TASK OBJECTIVE =
Which lines hold the word "uploader"? Copy each of them.
-- begin INPUT DATA --
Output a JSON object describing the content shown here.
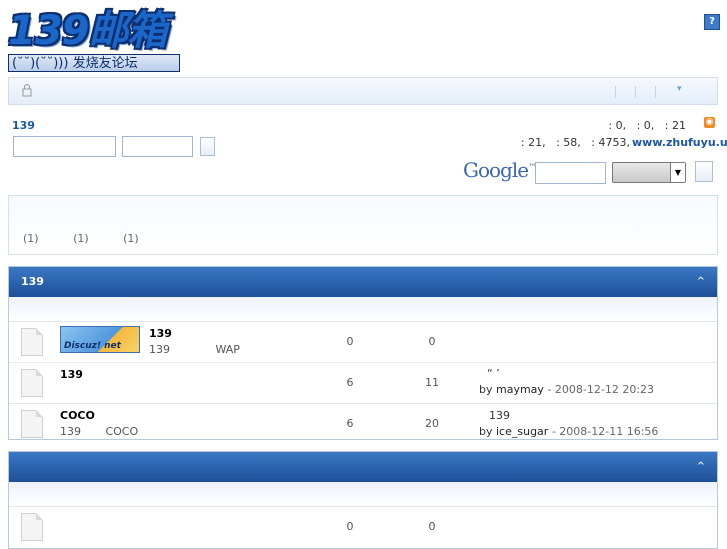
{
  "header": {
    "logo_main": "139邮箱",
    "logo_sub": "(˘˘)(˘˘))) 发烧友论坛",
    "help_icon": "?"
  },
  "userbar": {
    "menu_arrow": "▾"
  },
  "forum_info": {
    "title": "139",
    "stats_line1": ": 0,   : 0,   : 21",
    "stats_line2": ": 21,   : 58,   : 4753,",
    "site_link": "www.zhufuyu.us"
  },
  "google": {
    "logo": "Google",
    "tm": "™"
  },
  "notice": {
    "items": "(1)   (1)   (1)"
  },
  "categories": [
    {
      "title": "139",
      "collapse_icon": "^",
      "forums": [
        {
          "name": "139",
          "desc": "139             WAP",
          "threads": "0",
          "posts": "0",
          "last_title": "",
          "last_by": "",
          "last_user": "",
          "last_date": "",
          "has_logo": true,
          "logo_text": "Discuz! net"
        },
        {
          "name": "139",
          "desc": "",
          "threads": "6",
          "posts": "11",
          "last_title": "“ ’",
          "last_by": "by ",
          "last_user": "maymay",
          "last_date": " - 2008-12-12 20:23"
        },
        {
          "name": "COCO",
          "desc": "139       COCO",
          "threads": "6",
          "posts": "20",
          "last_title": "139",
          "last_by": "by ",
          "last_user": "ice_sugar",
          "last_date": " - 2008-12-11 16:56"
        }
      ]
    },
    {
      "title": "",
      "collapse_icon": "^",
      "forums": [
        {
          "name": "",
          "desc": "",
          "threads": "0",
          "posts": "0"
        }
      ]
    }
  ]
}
-- end INPUT DATA --
-- begin INPUT DATA --
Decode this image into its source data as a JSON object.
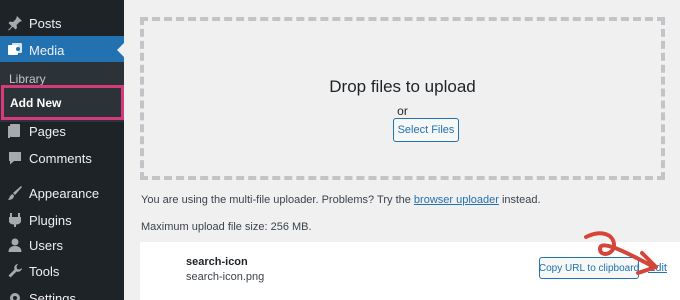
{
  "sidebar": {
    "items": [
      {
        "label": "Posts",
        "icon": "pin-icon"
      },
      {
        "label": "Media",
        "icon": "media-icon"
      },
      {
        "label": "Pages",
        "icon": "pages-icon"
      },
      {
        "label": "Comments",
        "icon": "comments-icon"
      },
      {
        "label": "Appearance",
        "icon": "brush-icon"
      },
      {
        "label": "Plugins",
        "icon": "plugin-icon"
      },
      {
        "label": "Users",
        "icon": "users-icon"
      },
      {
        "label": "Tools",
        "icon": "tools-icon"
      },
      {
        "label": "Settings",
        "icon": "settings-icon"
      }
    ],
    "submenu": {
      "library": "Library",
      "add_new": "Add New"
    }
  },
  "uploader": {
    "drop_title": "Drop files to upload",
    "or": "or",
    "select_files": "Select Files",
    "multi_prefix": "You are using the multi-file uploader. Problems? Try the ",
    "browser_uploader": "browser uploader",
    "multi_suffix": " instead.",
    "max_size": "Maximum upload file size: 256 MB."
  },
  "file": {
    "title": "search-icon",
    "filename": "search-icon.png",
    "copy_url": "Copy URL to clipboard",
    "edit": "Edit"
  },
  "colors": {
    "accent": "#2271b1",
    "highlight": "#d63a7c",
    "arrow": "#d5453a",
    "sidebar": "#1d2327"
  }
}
-- end INPUT DATA --
-- begin INPUT DATA --
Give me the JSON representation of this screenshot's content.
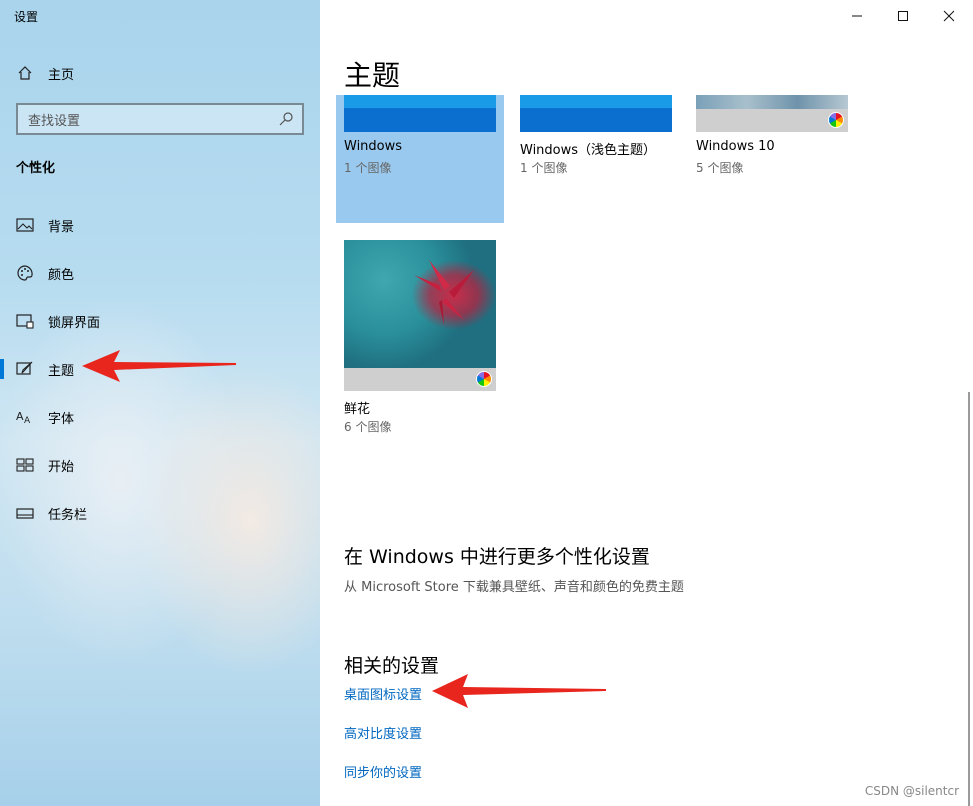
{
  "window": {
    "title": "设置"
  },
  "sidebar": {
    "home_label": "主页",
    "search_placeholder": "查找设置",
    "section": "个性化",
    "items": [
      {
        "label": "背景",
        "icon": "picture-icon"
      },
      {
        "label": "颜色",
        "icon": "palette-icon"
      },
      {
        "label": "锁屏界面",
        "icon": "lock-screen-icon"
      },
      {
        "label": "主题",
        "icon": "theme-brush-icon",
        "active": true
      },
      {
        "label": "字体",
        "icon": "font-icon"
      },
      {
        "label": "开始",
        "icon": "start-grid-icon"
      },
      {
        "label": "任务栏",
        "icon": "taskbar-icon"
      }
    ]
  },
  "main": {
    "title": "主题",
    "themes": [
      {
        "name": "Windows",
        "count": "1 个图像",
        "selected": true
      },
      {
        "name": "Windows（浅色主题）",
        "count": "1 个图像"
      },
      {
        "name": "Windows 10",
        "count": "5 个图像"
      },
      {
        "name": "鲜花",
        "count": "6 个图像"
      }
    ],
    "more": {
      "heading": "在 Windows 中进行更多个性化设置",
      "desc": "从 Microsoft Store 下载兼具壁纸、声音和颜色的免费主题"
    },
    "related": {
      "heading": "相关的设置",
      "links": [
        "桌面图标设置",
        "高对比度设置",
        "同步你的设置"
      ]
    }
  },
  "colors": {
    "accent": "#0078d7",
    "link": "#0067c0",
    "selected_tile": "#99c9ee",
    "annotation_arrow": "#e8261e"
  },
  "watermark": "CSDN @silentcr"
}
-- end INPUT DATA --
TASK OUTPUT =
  "uploader": {
    "multi_prefix": "You are using the multi-file uploader. Problems? Try the ",
    "browser_uploader": "browser uploader",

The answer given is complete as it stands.